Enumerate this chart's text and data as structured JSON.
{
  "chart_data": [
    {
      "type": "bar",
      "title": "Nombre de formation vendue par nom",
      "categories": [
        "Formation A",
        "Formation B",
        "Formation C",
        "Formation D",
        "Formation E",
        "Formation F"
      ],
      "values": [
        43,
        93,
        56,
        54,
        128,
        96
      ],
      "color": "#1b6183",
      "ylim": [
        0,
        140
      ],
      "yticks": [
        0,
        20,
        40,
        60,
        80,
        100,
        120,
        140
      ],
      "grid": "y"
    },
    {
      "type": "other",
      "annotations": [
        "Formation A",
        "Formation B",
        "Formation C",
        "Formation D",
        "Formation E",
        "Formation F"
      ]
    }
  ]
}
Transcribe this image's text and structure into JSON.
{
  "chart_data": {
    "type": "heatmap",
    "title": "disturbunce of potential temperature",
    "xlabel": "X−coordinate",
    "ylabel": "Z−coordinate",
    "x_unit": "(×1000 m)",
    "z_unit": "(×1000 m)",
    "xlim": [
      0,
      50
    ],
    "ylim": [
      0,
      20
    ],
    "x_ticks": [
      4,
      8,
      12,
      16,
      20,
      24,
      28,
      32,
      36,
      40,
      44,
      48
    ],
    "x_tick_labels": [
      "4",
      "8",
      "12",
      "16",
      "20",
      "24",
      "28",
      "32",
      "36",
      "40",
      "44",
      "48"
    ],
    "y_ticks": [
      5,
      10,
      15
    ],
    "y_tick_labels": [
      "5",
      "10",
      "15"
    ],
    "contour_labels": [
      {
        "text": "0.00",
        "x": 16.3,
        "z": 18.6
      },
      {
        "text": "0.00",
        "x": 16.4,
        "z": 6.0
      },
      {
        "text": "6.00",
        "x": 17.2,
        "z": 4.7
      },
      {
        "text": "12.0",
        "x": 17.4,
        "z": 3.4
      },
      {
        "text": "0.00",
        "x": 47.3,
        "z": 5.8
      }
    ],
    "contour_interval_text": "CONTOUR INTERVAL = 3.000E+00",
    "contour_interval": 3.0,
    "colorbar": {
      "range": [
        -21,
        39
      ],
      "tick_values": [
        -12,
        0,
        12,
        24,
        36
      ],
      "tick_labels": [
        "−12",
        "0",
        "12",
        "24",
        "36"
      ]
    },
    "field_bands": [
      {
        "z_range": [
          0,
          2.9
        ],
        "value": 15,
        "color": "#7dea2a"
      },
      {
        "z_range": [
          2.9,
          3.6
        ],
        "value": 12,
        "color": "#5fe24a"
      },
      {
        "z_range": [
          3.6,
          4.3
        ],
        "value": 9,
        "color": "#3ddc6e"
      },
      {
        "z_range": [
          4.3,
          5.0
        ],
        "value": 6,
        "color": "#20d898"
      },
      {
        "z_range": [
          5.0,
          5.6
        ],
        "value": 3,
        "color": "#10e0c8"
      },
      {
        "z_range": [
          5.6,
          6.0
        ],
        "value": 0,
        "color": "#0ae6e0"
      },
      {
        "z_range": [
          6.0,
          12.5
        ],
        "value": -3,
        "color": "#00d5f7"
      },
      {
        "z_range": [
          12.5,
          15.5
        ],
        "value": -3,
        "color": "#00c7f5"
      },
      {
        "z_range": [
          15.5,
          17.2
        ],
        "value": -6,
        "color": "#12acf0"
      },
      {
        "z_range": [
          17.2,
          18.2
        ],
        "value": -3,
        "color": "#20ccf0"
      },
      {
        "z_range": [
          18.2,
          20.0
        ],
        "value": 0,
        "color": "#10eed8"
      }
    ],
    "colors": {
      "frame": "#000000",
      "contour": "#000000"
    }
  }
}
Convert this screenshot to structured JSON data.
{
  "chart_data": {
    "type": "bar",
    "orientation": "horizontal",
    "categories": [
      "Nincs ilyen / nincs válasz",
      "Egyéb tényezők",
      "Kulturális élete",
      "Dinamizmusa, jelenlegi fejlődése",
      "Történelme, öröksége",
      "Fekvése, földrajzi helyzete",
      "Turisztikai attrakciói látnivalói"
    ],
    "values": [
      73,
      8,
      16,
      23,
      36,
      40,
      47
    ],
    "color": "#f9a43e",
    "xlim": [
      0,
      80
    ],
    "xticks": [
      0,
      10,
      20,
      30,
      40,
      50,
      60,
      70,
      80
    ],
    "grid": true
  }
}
────────────────
◆ **Problem to solve**
Every line that holds the word "type" counts once; state the total number of such lines and nothing else.

◆ **Written solution**
4